Stored items
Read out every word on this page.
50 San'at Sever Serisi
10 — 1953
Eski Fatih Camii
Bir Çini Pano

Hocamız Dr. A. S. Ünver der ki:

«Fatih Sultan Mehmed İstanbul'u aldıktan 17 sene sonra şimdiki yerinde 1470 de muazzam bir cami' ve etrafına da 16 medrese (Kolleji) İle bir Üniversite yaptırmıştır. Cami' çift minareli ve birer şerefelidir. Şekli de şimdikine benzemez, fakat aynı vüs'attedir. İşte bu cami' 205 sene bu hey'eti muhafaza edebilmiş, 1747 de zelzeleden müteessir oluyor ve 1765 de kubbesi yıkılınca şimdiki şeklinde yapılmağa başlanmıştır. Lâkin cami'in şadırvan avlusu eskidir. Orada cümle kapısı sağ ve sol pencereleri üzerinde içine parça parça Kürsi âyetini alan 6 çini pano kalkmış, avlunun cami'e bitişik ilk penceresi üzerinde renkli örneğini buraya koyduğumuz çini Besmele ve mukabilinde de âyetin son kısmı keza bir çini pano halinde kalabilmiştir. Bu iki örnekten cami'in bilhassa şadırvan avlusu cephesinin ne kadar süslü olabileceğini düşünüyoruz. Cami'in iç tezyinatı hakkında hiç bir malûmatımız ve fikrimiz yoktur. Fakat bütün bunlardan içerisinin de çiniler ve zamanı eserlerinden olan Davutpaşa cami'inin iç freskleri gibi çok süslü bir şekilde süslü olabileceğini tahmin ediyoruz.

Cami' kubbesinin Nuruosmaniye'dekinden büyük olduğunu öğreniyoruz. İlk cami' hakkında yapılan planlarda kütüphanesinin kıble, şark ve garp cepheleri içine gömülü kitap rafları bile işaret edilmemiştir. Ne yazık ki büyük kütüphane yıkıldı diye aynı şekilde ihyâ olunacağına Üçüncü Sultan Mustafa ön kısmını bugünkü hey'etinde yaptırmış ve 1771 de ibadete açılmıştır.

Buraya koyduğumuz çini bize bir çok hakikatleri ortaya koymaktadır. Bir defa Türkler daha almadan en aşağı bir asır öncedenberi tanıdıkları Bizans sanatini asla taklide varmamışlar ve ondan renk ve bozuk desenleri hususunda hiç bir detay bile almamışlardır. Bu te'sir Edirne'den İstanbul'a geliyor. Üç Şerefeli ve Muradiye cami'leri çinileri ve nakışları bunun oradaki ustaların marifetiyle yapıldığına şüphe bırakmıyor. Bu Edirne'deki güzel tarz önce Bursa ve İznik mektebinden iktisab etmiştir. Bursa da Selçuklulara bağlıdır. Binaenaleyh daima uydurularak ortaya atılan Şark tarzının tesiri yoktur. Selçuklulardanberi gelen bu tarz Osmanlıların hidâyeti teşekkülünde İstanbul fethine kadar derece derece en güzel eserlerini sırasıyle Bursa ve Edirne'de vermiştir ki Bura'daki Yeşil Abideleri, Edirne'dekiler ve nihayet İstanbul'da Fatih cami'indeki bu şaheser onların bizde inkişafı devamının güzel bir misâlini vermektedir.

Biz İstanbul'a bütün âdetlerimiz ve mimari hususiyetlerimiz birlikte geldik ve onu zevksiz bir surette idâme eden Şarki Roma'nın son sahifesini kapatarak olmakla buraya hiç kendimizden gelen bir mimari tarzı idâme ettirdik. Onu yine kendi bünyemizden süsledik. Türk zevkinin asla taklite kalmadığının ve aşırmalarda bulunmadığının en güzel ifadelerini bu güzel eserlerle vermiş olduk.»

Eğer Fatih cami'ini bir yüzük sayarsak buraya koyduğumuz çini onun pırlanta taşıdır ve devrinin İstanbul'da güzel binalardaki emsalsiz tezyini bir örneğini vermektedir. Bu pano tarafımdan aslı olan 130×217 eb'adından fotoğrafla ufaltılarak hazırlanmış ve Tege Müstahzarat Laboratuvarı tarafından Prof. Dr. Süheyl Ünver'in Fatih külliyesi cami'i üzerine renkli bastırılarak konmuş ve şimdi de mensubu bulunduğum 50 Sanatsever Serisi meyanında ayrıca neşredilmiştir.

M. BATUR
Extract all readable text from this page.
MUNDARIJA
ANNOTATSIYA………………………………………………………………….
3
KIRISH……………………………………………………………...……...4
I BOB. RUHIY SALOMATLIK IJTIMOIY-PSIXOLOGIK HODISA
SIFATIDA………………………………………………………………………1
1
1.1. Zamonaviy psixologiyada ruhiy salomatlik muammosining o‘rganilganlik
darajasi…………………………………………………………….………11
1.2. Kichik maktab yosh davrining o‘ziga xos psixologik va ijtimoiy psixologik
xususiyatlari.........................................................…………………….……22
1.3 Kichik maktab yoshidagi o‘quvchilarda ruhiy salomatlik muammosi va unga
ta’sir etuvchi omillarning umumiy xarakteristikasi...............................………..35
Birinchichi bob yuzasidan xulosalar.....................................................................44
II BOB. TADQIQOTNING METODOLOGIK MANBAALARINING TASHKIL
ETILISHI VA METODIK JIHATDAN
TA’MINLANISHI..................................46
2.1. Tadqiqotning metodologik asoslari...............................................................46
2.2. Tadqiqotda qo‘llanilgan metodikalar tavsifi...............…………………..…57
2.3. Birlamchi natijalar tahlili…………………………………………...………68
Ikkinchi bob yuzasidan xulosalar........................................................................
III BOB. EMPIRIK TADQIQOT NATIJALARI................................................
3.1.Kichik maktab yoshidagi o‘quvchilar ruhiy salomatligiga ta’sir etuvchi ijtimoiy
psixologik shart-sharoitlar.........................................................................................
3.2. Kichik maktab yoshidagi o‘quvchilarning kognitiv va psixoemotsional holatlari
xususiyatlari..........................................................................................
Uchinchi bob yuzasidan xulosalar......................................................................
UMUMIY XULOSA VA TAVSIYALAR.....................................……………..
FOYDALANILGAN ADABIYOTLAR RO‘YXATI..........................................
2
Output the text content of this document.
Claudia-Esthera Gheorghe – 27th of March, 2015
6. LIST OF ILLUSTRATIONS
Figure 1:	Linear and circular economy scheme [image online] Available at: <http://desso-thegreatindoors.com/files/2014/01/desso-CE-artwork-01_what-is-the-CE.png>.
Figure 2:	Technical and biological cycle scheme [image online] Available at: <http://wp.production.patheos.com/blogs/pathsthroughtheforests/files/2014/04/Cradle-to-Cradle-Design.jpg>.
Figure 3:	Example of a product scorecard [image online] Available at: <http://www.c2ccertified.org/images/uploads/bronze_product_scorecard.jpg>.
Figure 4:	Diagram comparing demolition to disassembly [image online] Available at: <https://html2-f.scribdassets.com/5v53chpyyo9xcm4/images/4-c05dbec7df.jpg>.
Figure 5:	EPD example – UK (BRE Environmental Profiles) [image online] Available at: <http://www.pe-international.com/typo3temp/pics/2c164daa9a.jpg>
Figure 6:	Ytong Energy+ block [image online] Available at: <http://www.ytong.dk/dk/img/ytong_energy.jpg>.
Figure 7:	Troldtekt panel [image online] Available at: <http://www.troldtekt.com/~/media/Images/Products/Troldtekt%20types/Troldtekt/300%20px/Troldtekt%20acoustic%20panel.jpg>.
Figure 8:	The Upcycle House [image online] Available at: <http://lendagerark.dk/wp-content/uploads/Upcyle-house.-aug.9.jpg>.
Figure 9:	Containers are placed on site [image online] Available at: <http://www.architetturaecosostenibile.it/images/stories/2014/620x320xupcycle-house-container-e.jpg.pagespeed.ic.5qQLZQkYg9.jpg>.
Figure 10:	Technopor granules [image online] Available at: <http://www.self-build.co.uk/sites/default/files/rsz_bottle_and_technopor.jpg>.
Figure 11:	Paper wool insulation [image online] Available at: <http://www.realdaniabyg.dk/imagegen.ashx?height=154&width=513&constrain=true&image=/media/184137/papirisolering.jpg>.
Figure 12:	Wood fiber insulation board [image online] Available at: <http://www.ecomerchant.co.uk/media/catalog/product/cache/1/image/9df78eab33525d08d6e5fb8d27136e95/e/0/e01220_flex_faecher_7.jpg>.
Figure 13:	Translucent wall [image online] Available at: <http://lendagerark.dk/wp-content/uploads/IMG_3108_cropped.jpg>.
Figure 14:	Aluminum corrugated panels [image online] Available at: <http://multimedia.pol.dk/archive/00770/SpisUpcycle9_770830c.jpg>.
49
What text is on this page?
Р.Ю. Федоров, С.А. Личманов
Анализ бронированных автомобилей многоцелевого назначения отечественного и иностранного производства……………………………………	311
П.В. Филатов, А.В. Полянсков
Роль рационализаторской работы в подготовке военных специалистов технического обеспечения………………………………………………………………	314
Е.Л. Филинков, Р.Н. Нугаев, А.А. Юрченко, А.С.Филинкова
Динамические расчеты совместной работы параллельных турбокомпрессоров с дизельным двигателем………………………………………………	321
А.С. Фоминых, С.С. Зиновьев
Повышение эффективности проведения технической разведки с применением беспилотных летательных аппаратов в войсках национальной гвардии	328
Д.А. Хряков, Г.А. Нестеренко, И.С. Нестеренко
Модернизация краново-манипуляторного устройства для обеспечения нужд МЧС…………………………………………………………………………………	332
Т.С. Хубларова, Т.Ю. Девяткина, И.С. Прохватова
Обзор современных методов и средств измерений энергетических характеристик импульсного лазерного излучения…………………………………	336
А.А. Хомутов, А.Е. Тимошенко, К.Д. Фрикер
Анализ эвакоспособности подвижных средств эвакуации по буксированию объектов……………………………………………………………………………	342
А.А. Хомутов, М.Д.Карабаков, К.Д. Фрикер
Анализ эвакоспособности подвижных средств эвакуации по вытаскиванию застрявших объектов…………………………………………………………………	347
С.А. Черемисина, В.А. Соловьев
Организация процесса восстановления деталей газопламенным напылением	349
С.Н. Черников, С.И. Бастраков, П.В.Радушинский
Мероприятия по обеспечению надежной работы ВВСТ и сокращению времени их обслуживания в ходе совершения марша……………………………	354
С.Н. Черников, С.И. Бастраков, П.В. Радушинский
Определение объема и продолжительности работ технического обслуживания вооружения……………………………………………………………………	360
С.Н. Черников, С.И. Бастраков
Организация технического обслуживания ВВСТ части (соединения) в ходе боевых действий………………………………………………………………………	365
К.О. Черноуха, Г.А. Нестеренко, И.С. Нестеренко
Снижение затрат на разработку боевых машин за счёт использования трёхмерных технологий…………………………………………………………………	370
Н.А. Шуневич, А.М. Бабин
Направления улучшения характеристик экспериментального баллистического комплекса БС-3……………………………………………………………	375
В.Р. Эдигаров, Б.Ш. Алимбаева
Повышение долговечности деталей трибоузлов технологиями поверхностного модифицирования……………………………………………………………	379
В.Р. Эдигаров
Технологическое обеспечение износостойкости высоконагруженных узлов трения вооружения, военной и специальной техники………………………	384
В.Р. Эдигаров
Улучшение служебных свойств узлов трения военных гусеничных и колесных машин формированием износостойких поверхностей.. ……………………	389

_GIVEN REQUEST_
Indicate how many lines of the material contain the string "трения", giving the number and nothing more.

_EXERCISE ANSWER_
2